[Lines of data]
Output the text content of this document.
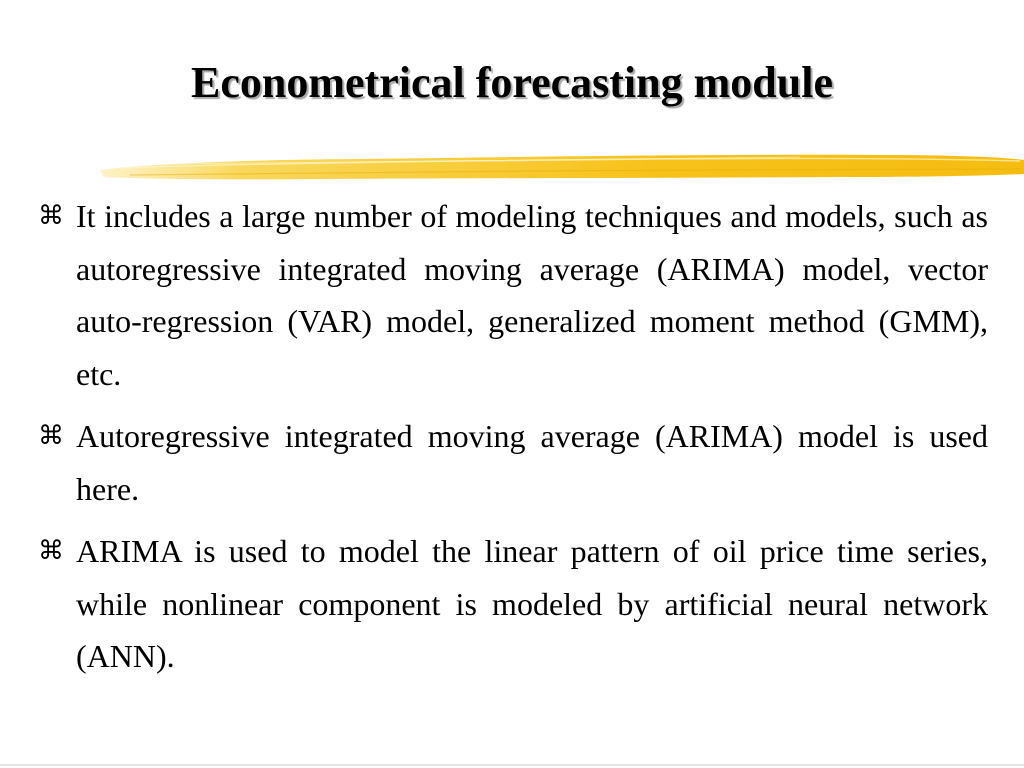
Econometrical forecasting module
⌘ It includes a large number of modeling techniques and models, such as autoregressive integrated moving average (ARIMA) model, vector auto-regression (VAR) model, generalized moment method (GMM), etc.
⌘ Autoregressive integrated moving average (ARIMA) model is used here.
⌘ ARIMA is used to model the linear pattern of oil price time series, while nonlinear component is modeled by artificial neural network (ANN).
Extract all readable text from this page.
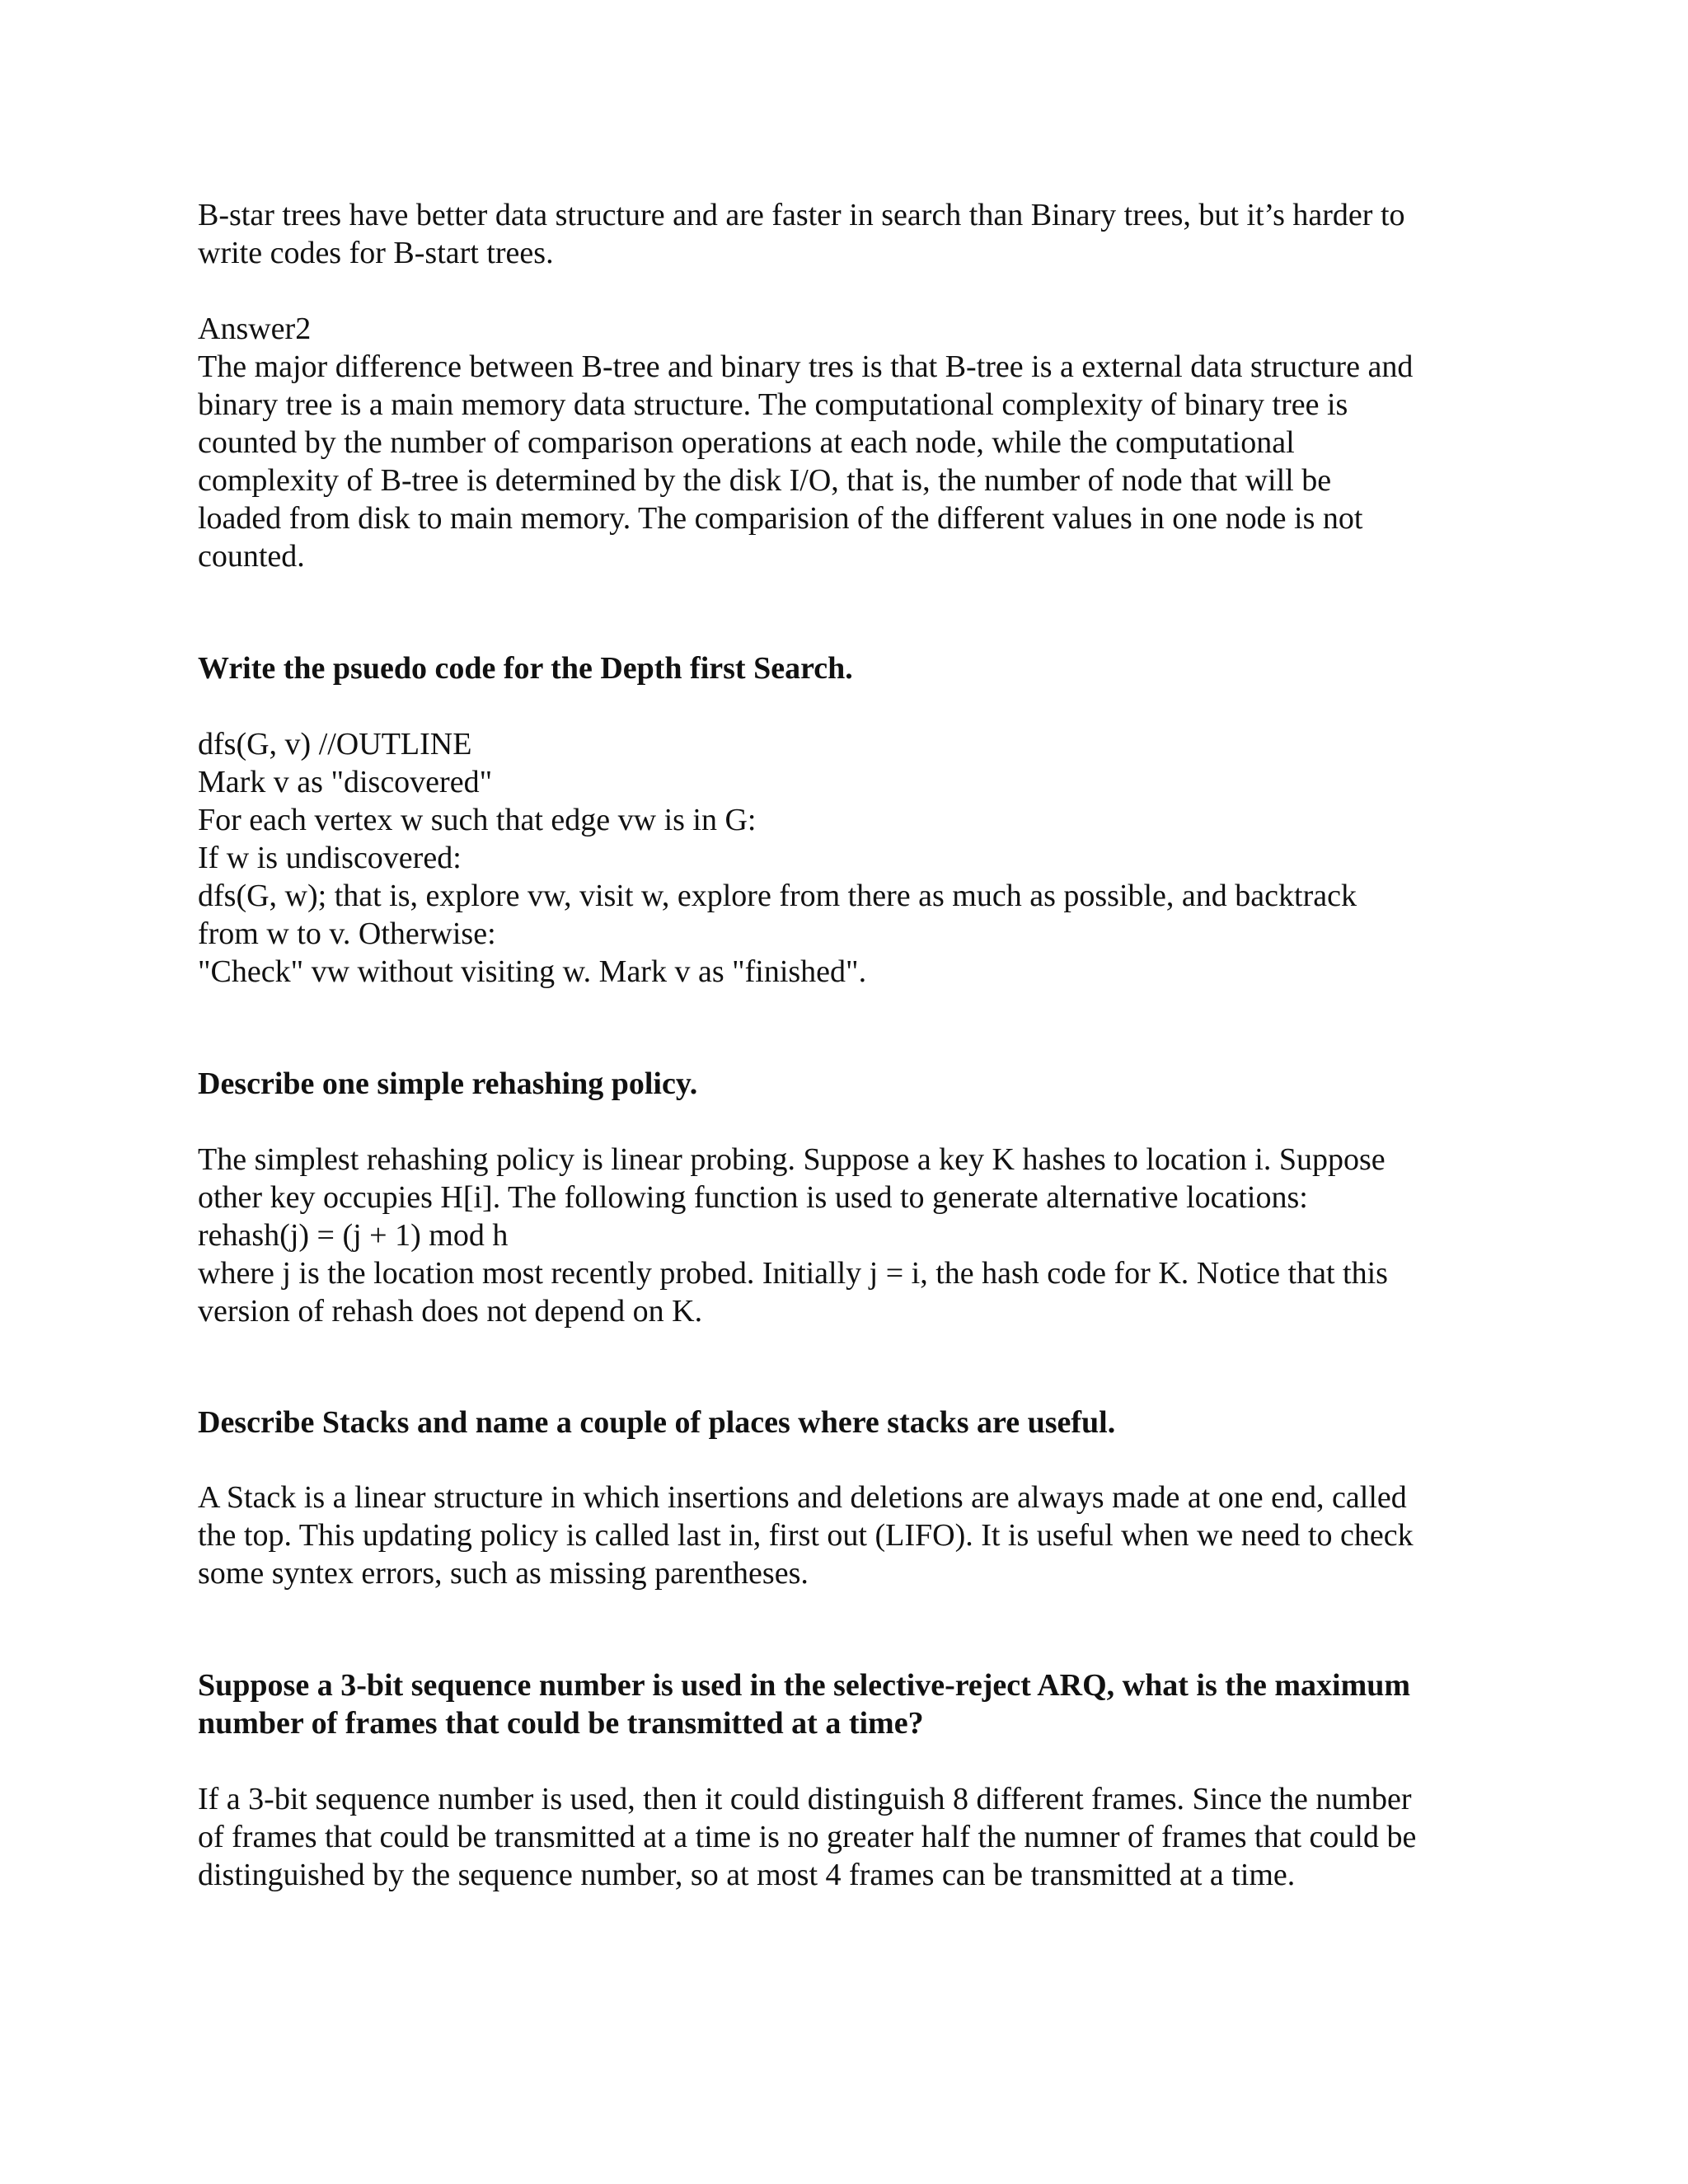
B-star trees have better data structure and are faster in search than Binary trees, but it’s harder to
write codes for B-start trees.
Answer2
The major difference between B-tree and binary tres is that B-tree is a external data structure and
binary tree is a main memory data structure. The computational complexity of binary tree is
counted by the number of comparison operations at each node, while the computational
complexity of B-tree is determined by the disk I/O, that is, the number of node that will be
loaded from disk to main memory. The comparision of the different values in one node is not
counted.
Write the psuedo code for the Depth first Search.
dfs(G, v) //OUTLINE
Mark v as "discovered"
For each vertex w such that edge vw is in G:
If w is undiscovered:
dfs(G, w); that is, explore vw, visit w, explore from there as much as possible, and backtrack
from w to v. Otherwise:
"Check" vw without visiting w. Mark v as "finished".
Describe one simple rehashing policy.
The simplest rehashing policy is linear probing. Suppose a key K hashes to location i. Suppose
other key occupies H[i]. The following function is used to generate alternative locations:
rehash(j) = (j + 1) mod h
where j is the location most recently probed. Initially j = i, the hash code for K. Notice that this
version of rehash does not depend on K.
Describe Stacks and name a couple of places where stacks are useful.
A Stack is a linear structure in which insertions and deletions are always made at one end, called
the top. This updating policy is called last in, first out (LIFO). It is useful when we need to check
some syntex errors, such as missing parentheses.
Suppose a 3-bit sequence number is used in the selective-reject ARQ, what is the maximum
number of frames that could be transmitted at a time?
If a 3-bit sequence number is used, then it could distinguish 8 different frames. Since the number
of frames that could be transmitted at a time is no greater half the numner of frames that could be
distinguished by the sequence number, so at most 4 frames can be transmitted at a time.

---

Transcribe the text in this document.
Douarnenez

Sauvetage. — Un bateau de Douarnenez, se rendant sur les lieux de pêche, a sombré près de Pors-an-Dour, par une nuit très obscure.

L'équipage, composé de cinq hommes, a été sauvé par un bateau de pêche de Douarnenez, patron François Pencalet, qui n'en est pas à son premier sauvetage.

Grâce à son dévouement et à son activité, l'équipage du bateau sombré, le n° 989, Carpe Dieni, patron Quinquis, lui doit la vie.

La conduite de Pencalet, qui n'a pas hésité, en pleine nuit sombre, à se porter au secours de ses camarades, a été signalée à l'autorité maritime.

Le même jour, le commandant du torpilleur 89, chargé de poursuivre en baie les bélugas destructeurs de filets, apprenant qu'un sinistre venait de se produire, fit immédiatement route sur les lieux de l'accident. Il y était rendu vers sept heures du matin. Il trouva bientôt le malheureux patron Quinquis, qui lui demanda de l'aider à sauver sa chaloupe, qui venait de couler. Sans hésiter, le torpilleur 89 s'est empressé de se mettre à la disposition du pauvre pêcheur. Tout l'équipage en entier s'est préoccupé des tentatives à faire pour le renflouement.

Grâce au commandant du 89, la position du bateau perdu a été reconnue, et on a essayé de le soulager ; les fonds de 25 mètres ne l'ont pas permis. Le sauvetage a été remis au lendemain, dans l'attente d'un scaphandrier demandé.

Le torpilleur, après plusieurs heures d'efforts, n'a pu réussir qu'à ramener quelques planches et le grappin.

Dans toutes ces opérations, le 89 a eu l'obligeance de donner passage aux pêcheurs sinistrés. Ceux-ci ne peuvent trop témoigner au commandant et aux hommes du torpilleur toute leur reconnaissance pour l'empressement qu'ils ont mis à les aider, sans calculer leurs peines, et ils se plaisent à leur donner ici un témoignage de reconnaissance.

_AIM_.
Write out every line of the entries that holds the word "each".

_FINAL RESULT_.
counted by the number of comparison operations at each node, while the computational
For each vertex w such that edge vw is in G:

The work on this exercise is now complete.